**Requirements**
Below are the entries; state how many of their lines contain the string "None", and nothing more.

**Stored rows**

START

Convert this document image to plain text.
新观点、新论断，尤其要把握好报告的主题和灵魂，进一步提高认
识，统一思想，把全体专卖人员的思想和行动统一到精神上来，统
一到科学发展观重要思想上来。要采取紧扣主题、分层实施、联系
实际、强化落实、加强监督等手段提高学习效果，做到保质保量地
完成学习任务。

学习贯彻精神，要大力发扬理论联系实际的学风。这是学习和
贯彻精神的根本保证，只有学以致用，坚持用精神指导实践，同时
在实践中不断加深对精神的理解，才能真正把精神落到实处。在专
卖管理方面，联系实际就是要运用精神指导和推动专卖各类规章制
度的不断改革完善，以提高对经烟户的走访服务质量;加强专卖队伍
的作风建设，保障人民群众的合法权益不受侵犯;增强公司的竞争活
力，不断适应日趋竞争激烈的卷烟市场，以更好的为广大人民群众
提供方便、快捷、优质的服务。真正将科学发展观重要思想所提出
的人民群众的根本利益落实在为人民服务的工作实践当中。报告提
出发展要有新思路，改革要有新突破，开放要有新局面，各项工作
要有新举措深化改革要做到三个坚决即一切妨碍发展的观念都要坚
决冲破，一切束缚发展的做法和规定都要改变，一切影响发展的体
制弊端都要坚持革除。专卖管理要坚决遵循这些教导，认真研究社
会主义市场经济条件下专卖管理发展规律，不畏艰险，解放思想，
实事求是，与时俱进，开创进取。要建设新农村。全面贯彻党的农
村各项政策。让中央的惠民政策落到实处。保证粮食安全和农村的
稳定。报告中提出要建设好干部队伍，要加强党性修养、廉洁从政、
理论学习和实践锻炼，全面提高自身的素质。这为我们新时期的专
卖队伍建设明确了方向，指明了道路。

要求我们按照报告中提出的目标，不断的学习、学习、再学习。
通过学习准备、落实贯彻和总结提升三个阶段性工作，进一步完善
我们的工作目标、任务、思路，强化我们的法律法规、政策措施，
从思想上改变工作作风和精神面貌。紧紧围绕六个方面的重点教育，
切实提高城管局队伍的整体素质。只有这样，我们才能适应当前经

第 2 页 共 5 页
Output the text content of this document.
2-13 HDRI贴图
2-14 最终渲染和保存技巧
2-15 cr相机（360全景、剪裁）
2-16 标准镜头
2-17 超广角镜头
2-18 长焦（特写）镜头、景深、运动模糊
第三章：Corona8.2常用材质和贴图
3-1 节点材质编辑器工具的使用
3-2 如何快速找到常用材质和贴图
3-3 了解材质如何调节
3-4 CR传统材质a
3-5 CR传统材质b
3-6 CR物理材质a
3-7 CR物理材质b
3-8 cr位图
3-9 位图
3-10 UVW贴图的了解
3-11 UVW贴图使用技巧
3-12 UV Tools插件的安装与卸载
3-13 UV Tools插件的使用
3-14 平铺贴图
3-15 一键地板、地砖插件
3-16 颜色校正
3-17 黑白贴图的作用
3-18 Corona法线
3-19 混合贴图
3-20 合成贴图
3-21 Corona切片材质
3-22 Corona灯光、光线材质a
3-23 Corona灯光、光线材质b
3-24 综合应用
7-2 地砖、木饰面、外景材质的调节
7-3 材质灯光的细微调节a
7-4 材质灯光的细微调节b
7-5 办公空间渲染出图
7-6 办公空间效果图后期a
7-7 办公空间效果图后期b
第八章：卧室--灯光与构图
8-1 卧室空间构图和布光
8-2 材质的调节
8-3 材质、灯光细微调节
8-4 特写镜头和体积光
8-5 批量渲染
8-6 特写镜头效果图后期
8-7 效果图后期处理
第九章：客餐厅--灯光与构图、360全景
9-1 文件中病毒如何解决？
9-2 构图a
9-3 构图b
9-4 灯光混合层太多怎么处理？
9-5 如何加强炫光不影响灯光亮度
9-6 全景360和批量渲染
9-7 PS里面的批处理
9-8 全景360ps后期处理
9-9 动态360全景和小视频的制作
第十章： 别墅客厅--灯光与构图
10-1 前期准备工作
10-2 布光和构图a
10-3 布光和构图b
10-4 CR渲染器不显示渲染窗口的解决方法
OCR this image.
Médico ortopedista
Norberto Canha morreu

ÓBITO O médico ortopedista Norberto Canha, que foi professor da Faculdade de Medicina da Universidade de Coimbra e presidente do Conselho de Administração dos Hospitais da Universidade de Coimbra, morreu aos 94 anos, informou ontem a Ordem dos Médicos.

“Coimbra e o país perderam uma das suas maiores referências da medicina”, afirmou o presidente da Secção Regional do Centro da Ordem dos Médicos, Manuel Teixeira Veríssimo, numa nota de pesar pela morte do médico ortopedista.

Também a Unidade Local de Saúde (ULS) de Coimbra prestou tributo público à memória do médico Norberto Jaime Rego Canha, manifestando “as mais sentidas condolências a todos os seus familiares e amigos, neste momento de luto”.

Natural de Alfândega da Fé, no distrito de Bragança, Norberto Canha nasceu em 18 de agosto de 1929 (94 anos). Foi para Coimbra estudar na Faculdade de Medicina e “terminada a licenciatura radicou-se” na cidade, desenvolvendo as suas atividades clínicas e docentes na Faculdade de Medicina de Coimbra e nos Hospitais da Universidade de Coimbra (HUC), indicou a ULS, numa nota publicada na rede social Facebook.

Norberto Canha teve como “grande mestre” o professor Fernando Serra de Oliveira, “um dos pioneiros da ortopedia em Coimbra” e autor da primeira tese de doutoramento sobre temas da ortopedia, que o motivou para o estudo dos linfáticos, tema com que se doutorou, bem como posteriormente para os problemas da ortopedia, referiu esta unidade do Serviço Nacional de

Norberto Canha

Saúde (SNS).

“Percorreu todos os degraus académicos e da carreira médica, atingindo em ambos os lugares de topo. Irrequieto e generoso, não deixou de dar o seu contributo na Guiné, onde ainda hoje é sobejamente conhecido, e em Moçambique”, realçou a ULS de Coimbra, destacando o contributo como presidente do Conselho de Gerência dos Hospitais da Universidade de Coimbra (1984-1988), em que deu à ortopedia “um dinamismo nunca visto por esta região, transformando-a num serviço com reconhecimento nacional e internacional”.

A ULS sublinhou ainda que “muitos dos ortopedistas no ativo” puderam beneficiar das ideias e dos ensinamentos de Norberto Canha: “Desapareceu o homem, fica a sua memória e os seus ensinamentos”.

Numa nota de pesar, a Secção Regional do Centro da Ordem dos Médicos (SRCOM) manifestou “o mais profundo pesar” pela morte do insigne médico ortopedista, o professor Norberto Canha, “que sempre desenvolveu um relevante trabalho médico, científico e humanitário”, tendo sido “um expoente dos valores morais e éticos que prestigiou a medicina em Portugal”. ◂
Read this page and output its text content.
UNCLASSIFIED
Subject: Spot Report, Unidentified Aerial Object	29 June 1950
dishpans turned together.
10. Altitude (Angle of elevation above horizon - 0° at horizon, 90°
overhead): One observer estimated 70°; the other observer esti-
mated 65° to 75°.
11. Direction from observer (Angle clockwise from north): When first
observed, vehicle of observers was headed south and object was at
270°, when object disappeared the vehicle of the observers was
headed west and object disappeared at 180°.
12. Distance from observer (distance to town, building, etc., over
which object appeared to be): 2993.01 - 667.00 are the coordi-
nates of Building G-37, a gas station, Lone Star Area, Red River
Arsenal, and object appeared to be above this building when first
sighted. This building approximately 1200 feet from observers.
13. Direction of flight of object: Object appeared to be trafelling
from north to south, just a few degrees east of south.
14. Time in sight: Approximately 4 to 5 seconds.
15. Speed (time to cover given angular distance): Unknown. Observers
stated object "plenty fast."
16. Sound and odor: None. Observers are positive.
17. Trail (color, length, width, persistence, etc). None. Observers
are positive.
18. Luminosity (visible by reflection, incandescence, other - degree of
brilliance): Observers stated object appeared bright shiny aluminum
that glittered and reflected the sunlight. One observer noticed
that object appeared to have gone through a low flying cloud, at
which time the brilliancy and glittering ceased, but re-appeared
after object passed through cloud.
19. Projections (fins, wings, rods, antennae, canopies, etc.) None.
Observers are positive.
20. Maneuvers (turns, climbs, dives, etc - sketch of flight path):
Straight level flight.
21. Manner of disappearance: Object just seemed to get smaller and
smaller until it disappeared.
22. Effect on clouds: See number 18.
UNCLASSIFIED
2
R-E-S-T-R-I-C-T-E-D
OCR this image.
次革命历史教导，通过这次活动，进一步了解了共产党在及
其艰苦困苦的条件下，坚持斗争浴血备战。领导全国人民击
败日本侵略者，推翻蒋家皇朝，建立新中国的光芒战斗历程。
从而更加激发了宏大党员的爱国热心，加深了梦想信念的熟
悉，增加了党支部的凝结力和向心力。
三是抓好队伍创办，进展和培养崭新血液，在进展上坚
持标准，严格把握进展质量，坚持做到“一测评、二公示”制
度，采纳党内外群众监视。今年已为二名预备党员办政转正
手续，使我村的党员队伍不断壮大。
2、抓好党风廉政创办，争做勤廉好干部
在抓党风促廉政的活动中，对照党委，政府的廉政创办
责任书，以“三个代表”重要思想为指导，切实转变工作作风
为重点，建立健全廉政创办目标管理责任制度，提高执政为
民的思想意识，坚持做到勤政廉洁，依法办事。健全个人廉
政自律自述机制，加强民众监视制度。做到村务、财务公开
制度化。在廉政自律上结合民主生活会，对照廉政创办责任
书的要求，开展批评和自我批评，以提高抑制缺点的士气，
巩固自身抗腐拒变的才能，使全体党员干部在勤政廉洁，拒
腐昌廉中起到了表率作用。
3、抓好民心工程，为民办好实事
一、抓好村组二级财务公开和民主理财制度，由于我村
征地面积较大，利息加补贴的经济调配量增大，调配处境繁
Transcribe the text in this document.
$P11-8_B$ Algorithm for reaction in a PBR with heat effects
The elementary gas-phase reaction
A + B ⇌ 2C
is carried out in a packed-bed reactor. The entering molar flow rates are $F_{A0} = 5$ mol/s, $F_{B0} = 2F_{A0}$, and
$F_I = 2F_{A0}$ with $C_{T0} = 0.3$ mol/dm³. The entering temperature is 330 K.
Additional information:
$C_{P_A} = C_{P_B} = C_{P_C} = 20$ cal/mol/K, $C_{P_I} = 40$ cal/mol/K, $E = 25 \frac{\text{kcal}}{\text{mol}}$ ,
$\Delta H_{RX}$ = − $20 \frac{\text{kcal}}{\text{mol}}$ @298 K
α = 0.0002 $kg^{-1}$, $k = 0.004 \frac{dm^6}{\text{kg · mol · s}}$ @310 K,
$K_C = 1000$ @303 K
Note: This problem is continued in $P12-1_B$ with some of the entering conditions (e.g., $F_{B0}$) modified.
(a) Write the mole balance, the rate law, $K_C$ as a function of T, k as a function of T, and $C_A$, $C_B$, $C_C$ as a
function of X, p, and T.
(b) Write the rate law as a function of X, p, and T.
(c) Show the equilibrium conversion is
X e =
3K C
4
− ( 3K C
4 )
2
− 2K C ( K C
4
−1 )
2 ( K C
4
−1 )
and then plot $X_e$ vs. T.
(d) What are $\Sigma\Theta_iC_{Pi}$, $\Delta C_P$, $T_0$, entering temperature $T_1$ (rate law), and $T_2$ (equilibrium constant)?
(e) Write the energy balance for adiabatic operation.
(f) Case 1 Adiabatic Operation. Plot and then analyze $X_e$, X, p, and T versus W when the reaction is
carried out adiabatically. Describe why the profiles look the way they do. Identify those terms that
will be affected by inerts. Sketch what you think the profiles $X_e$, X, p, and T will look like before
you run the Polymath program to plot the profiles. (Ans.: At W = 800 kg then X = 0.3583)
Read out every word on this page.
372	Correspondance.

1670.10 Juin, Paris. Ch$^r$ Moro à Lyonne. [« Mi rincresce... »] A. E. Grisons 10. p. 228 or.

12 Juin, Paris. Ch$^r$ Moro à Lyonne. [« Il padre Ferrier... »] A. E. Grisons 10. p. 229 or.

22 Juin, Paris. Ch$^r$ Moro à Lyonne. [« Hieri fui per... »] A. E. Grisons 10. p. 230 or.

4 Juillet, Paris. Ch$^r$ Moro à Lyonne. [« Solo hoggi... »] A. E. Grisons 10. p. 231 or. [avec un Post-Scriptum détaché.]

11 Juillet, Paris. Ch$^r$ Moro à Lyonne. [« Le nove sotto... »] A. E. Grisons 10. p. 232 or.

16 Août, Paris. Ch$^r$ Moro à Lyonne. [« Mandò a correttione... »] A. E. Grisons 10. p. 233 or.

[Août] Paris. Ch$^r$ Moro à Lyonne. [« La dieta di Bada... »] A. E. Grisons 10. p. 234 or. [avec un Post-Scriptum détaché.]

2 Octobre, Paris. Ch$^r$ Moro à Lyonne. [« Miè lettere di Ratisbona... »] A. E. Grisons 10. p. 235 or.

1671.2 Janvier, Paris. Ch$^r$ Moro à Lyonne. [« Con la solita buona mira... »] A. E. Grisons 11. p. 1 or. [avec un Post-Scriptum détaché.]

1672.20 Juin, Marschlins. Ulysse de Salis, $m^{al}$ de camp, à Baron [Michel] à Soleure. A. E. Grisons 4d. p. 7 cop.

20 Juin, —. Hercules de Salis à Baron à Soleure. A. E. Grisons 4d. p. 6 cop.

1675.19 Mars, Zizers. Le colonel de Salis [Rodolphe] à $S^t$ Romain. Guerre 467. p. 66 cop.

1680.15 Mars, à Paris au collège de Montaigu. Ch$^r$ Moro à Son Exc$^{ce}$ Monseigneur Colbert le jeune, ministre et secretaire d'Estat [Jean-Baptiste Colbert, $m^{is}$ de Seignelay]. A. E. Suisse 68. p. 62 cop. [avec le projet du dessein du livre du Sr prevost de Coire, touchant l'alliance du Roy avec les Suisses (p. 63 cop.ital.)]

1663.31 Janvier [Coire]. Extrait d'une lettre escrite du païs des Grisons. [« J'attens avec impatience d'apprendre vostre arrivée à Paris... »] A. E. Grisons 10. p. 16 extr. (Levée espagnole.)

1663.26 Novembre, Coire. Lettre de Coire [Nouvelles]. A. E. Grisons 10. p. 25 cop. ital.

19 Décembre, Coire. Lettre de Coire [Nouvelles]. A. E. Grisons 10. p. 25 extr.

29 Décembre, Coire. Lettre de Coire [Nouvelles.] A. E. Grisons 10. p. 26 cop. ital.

END

**Answer to this problem**
3